(Aim) Convert the lines of the material below into a Markdown table with the columns "Row" and "Line," giving each line its own numbered row. Skip blank lines and leave the pictures out.

(Source data)
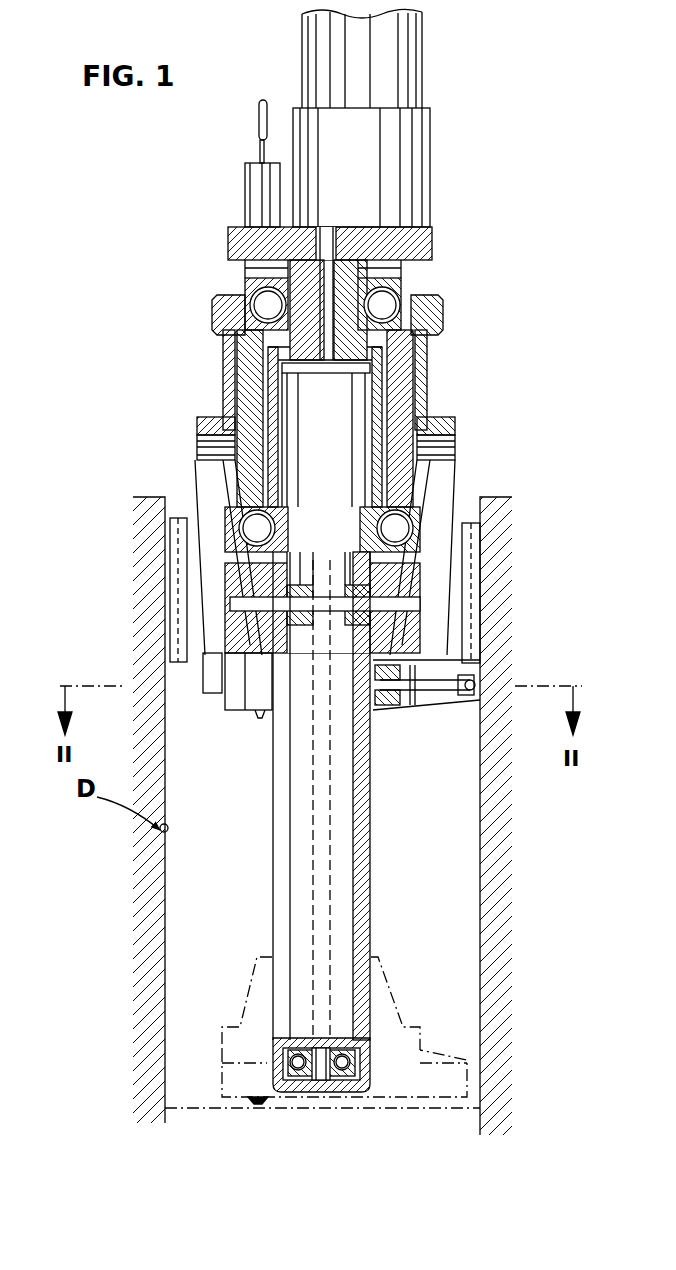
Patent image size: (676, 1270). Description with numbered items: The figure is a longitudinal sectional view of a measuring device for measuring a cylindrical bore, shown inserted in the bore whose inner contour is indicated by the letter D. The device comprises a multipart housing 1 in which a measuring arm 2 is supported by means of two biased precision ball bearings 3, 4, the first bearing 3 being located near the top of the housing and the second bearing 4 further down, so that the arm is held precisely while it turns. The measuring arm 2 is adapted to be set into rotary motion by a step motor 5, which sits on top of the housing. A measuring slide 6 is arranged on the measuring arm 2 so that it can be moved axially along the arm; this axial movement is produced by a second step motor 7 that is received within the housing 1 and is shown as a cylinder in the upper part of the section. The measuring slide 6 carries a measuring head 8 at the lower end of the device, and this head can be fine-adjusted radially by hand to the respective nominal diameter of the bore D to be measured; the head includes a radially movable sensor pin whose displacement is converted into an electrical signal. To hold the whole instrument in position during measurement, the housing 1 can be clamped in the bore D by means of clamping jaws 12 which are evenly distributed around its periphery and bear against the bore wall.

The housing 1 is at (220, 255).
The measuring arm 2 is at (376, 845).
The precision ball bearing 3 is at (240, 292).
The precision ball bearing 4 is at (255, 526).
The step motor 5 is at (364, 171).
The measuring slide 6 is at (252, 985).
The step motor 7 is at (332, 447).
The measuring head 8 is at (228, 1084).
The clamping jaws 12 is at (175, 597).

(Solution for this exercise)
| Row | Line |
|---|---|
| 1 | Patent image size: (676, 1270). Description with numbered items: The figure is a longitudinal sectional view of a measuring device for measuring a cylindrical bore, shown inserted in the bore whose inner contour is indicated by the letter D. The device comprises a multipart housing 1 in which a measuring arm 2 is supported by means of two biased precision ball bearings 3, 4, the first bearing 3 being located near the top of the housing and the second bearing 4 further down, so that the arm is held precisely while it turns. The measuring arm 2 is adapted to be set into rotary motion by a step motor 5, which sits on top of the housing. A measuring slide 6 is arranged on the measuring arm 2 so that it can be moved axially along the arm; this axial movement is produced by a second step motor 7 that is received within the housing 1 and is shown as a cylinder in the upper part of the section. The measuring slide 6 carries a measuring head 8 at the lower end of the device, and this head can be fine-adjusted radially by hand to the respective nominal diameter of the bore D to be measured; the head includes a radially movable sensor pin whose displacement is converted into an electrical signal. To hold the whole instrument in position during measurement, the housing 1 can be clamped in the bore D by means of clamping jaws 12 which are evenly distributed around its periphery and bear against the bore wall. |
| 2 | The housing 1 is at (220, 255). |
| 3 | The measuring arm 2 is at (376, 845). |
| 4 | The precision ball bearing 3 is at (240, 292). |
| 5 | The precision ball bearing 4 is at (255, 526). |
| 6 | The step motor 5 is at (364, 171). |
| 7 | The measuring slide 6 is at (252, 985). |
| 8 | The step motor 7 is at (332, 447). |
| 9 | The measuring head 8 is at (228, 1084). |
| 10 | The clamping jaws 12 is at (175, 597). |